What this task involves:
Find and copy lines holding "heart".

Dataset records:

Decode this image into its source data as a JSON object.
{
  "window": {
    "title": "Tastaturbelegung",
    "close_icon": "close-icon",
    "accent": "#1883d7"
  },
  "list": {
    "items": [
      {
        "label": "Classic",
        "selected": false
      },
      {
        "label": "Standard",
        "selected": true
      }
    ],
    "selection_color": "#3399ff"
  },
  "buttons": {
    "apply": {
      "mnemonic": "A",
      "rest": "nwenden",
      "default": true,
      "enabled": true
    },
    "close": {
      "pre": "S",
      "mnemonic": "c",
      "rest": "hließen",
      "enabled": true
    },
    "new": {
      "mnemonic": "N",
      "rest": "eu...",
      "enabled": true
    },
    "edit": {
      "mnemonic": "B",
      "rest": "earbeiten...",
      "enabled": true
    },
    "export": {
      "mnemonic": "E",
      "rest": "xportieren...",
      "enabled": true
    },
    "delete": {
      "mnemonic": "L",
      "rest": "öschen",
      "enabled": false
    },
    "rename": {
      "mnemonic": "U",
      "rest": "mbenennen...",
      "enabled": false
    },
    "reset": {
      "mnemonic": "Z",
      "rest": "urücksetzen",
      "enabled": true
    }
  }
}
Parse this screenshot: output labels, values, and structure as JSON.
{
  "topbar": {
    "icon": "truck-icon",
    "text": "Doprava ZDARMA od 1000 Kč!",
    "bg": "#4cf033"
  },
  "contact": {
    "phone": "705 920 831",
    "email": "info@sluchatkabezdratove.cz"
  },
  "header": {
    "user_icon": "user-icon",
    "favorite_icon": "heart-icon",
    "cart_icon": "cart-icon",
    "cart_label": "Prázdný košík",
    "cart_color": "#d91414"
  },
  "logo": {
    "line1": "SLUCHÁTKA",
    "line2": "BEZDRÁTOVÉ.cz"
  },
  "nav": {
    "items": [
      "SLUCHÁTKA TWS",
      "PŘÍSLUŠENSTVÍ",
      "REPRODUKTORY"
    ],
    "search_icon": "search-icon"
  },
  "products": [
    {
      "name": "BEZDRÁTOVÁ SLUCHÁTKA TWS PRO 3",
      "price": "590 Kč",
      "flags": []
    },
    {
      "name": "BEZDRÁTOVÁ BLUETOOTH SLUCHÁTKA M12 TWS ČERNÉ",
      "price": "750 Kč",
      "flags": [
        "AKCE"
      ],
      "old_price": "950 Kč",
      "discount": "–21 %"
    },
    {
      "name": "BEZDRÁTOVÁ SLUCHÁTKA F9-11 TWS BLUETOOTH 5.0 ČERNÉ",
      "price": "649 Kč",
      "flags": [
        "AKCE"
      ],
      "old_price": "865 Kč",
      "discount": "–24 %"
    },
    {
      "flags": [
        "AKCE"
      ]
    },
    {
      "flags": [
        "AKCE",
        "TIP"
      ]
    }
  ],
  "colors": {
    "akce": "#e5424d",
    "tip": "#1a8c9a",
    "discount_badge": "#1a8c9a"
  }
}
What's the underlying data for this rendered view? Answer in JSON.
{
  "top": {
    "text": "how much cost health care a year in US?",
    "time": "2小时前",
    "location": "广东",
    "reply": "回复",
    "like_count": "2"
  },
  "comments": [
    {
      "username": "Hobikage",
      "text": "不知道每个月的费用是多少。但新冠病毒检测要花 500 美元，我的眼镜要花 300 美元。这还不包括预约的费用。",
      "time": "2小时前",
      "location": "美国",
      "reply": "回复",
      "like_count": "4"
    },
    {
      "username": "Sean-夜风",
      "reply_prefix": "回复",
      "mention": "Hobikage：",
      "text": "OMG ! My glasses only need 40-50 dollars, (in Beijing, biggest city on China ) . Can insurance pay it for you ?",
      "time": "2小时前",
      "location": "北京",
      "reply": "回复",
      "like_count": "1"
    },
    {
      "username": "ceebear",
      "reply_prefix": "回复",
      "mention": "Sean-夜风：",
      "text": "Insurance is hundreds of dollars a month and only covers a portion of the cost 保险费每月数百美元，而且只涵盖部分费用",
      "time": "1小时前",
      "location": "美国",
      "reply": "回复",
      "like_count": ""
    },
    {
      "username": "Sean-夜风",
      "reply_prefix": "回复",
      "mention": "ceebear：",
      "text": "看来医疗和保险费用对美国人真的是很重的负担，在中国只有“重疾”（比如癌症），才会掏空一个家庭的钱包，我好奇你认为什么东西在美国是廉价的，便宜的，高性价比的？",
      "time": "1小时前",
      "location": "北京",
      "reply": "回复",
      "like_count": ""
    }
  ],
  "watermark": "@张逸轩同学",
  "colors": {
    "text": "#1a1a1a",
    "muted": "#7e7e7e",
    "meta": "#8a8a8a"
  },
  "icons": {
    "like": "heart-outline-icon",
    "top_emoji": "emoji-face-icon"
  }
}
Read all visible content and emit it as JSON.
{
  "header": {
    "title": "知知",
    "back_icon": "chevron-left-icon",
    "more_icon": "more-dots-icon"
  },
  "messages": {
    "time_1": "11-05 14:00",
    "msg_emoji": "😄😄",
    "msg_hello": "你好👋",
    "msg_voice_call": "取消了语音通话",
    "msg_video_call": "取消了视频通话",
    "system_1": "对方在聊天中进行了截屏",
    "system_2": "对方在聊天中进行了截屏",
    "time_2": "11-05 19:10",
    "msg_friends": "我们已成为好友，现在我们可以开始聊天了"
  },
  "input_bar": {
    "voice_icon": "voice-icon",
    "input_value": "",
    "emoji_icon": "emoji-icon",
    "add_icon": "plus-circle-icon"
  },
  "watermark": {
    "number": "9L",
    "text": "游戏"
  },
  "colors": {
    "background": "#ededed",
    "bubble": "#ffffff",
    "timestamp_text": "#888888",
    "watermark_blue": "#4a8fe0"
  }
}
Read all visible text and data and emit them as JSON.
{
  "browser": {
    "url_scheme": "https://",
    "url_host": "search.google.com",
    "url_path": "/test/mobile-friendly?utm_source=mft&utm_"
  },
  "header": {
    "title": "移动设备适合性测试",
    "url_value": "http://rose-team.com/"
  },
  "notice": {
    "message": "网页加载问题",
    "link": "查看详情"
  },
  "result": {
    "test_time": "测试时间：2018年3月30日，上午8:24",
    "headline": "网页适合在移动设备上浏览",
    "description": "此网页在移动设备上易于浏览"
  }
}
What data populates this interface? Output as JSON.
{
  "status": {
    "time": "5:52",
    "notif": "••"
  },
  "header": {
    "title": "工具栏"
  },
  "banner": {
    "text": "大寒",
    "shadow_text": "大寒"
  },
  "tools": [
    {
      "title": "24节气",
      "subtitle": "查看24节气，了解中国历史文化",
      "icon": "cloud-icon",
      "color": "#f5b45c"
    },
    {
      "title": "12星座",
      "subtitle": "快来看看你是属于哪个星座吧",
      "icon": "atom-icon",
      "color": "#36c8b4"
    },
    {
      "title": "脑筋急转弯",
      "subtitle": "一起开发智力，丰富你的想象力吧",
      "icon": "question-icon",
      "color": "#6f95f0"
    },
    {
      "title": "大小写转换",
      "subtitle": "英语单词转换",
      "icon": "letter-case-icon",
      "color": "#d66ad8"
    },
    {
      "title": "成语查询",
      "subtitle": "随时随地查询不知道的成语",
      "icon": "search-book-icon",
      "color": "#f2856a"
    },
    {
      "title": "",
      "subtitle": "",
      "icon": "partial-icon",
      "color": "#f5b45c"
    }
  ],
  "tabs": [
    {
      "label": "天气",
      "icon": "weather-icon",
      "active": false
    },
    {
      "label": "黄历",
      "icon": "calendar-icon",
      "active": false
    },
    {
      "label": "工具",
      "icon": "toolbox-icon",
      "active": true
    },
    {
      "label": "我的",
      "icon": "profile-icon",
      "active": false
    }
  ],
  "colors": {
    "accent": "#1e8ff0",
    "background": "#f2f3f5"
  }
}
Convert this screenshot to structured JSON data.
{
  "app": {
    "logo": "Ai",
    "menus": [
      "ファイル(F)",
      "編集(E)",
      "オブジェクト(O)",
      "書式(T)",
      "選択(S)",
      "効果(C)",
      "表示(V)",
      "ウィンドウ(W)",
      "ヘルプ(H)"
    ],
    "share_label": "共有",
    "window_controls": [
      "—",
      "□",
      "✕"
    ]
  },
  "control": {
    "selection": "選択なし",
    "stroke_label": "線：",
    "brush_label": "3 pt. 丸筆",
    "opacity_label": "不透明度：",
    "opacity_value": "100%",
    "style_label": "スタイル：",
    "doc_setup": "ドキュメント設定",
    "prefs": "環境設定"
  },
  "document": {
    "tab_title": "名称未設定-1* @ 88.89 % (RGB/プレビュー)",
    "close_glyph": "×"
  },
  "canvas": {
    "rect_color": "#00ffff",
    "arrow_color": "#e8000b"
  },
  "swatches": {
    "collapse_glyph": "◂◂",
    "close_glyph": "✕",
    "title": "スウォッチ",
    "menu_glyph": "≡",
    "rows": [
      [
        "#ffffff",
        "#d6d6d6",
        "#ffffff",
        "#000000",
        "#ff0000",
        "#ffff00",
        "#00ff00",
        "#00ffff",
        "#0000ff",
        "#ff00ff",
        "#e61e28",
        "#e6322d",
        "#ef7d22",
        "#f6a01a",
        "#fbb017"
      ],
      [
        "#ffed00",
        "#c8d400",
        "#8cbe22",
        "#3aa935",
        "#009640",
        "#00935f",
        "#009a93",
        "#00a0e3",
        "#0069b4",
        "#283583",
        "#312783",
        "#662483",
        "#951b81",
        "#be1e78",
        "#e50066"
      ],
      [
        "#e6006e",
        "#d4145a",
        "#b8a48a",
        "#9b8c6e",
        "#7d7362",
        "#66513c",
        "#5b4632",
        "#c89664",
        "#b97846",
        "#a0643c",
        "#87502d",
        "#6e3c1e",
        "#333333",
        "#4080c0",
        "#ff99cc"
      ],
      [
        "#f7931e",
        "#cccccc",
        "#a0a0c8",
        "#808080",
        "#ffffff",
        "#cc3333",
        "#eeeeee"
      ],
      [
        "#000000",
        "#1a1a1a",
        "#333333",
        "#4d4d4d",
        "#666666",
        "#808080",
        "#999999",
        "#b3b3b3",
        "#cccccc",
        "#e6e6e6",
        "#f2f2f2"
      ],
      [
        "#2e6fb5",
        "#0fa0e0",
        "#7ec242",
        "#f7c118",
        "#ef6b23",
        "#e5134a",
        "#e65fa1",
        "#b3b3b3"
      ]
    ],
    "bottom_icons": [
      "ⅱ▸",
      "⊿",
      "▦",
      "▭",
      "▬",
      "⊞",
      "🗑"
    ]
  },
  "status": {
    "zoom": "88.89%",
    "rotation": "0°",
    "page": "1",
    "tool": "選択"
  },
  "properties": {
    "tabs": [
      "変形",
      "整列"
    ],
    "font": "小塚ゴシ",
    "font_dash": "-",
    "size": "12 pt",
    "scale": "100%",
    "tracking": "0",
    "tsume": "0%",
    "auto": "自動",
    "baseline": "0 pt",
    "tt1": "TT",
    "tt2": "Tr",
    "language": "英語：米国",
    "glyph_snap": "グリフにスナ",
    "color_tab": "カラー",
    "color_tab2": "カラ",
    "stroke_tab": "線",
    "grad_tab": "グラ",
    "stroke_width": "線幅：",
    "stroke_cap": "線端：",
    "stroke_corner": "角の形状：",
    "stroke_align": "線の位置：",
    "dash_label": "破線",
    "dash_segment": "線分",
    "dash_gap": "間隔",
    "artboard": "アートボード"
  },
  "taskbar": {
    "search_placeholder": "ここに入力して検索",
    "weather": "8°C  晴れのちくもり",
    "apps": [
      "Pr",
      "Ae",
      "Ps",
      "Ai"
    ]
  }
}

Full output:
    "favorite_icon": "heart-icon",
    "like": "heart-outline-icon",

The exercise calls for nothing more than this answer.